Saved entries:
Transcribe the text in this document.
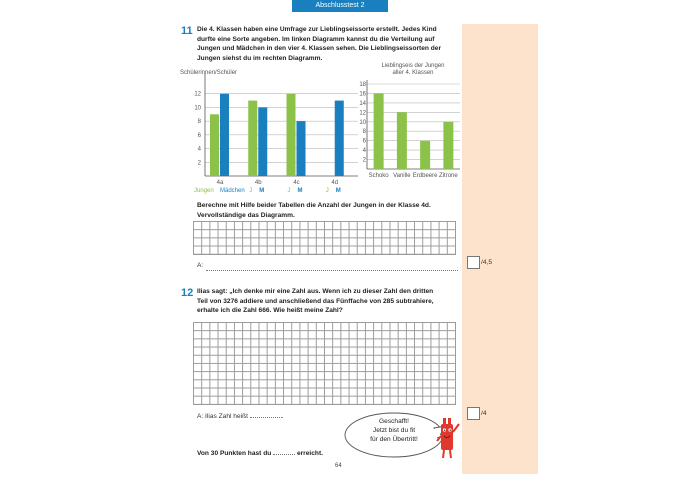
Abschlusstest 2
11 Die 4. Klassen haben eine Umfrage zur Lieblingseissorte erstellt. Jedes Kind
durfte eine Sorte angeben. Im linken Diagramm kannst du die Verteilung auf
Jungen und Mädchen in den vier 4. Klassen sehen. Die Lieblingseissorten der
Jungen siehst du im rechten Diagramm.
Schülerinnen/Schüler
2
4
6
8
10
12
4a
Jungen Mädchen
4b
J M
4c
J M
4d
J M
Lieblingseis der Jungen
aller 4. Klassen
2
4
6
8
10
12
14
16
18
Schoko Vanille Erdbeere Zitrone
Berechne mit Hilfe beider Tabellen die Anzahl der Jungen in der Klasse 4d.
Vervollständige das Diagramm.
A:	/4,5
12 Ilias sagt: „Ich denke mir eine Zahl aus. Wenn ich zu dieser Zahl den dritten
Teil von 3276 addiere und anschließend das Fünffache von 285 subtrahiere,
erhalte ich die Zahl 666. Wie heißt meine Zahl?
A: Ilias Zahl heißt	.	/4
Geschafft!
Jetzt bist du fit
für den Übertritt!
Von 30 Punkten hast du	erreicht.
64
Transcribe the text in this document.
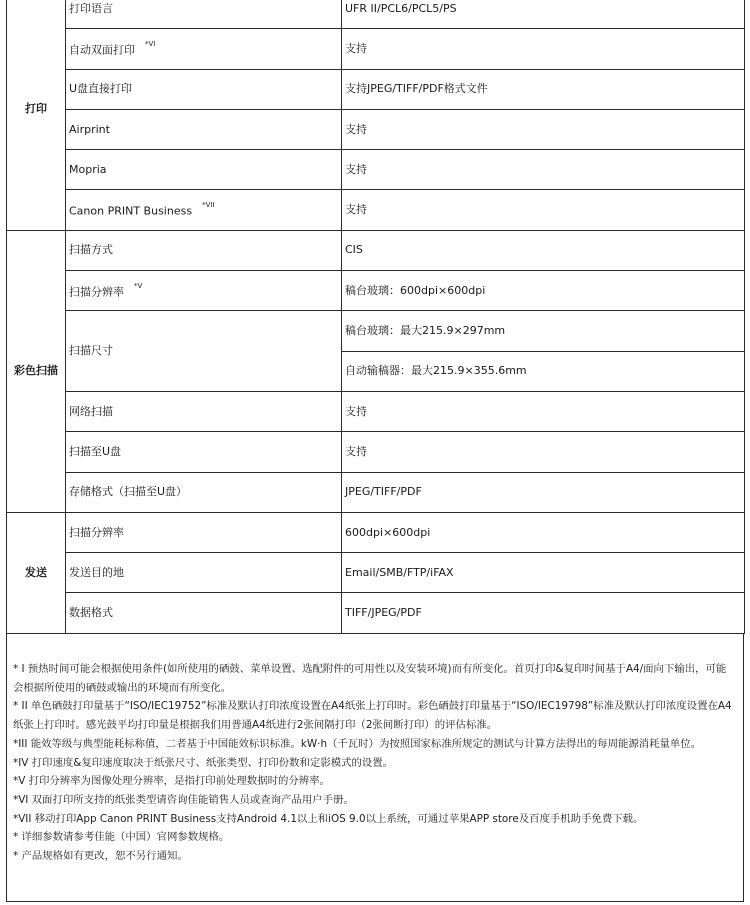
打印	打印语言	UFR II/PCL6/PCL5/PS
	自动双面打印 $^{*VI}$	支持
	U盘直接打印	支持JPEG/TIFF/PDF格式文件
	Airprint	支持
	Mopria	支持
	Canon PRINT Business $^{*VII}$	支持
彩色扫描	扫描方式	CIS
	扫描分辨率 $^{*V}$	稿台玻璃：600dpi×600dpi
	扫描尺寸	稿台玻璃：最大215.9×297mm
		自动输稿器：最大215.9×355.6mm
	网络扫描	支持
	扫描至U盘	支持
	存储格式（扫描至U盘）	JPEG/TIFF/PDF
发送	扫描分辨率	600dpi×600dpi
	发送目的地	Email/SMB/FTP/iFAX
	数据格式	TIFF/JPEG/PDF

* I 预热时间可能会根据使用条件(如所使用的硒鼓、菜单设置、选配附件的可用性以及安装环境)而有所变化。首页打印&复印时间基于A4/面向下输出，可能会根据所使用的硒鼓或输出的环境而有所变化。

* II 单色硒鼓打印量基于“ISO/IEC19752”标准及默认打印浓度设置在A4纸张上打印时。彩色硒鼓打印量基于“ISO/IEC19798”标准及默认打印浓度设置在A4纸张上打印时。感光鼓平均打印量是根据我们用普通A4纸进行2张间隔打印（2张间断打印）的评估标准。

*III 能效等级与典型能耗标称值，二者基于中国能效标识标准。kW·h（千瓦时）为按照国家标准所规定的测试与计算方法得出的每周能源消耗量单位。

*IV 打印速度&复印速度取决于纸张尺寸、纸张类型、打印份数和定影模式的设置。

*V 打印分辨率为图像处理分辨率，是指打印前处理数据时的分辨率。

*VI 双面打印所支持的纸张类型请咨询佳能销售人员或查询产品用户手册。

*VII 移动打印App Canon PRINT Business支持Android 4.1以上和iOS 9.0以上系统，可通过苹果APP store及百度手机助手免费下载。

* 详细参数请参考佳能（中国）官网参数规格。

* 产品规格如有更改，恕不另行通知。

:: EXERCISE INSTRUCTIONS ::
Pictures are not part of the copy; reproduce everything else in the records exactly.

:: WRITTEN SOLUTION ::
Transcribe the text in this document.
Abschlusstest 2
11 Die 4. Klassen haben eine Umfrage zur Lieblingseissorte erstellt. Jedes Kind
durfte eine Sorte angeben. Im linken Diagramm kannst du die Verteilung auf
Jungen und Mädchen in den vier 4. Klassen sehen. Die Lieblingseissorten der
Jungen siehst du im rechten Diagramm.
Schülerinnen/Schüler
2
4
6
8
10
12
4a
Jungen Mädchen
4b
J M
4c
J M
4d
J M
Lieblingseis der Jungen
aller 4. Klassen
2
4
6
8
10
12
14
16
18
Schoko Vanille Erdbeere Zitrone
Berechne mit Hilfe beider Tabellen die Anzahl der Jungen in der Klasse 4d.
Vervollständige das Diagramm.
A:	/4,5
12 Ilias sagt: „Ich denke mir eine Zahl aus. Wenn ich zu dieser Zahl den dritten
Teil von 3276 addiere und anschließend das Fünffache von 285 subtrahiere,
erhalte ich die Zahl 666. Wie heißt meine Zahl?
A: Ilias Zahl heißt	.	/4
Geschafft!
Jetzt bist du fit
für den Übertritt!
Von 30 Punkten hast du	erreicht.
64
Transcribe the text in this document.
打印	打印语言	UFR II/PCL6/PCL5/PS
	自动双面打印 $^{*VI}$	支持
	U盘直接打印	支持JPEG/TIFF/PDF格式文件
	Airprint	支持
	Mopria	支持
	Canon PRINT Business $^{*VII}$	支持
彩色扫描	扫描方式	CIS
	扫描分辨率 $^{*V}$	稿台玻璃：600dpi×600dpi
	扫描尺寸	稿台玻璃：最大215.9×297mm
		自动输稿器：最大215.9×355.6mm
	网络扫描	支持
	扫描至U盘	支持
	存储格式（扫描至U盘）	JPEG/TIFF/PDF
发送	扫描分辨率	600dpi×600dpi
	发送目的地	Email/SMB/FTP/iFAX
	数据格式	TIFF/JPEG/PDF

* I 预热时间可能会根据使用条件(如所使用的硒鼓、菜单设置、选配附件的可用性以及安装环境)而有所变化。首页打印&复印时间基于A4/面向下输出，可能会根据所使用的硒鼓或输出的环境而有所变化。

* II 单色硒鼓打印量基于“ISO/IEC19752”标准及默认打印浓度设置在A4纸张上打印时。彩色硒鼓打印量基于“ISO/IEC19798”标准及默认打印浓度设置在A4纸张上打印时。感光鼓平均打印量是根据我们用普通A4纸进行2张间隔打印（2张间断打印）的评估标准。

*III 能效等级与典型能耗标称值，二者基于中国能效标识标准。kW·h（千瓦时）为按照国家标准所规定的测试与计算方法得出的每周能源消耗量单位。

*IV 打印速度&复印速度取决于纸张尺寸、纸张类型、打印份数和定影模式的设置。

*V 打印分辨率为图像处理分辨率，是指打印前处理数据时的分辨率。

*VI 双面打印所支持的纸张类型请咨询佳能销售人员或查询产品用户手册。

*VII 移动打印App Canon PRINT Business支持Android 4.1以上和iOS 9.0以上系统，可通过苹果APP store及百度手机助手免费下载。

* 详细参数请参考佳能（中国）官网参数规格。

* 产品规格如有更改，恕不另行通知。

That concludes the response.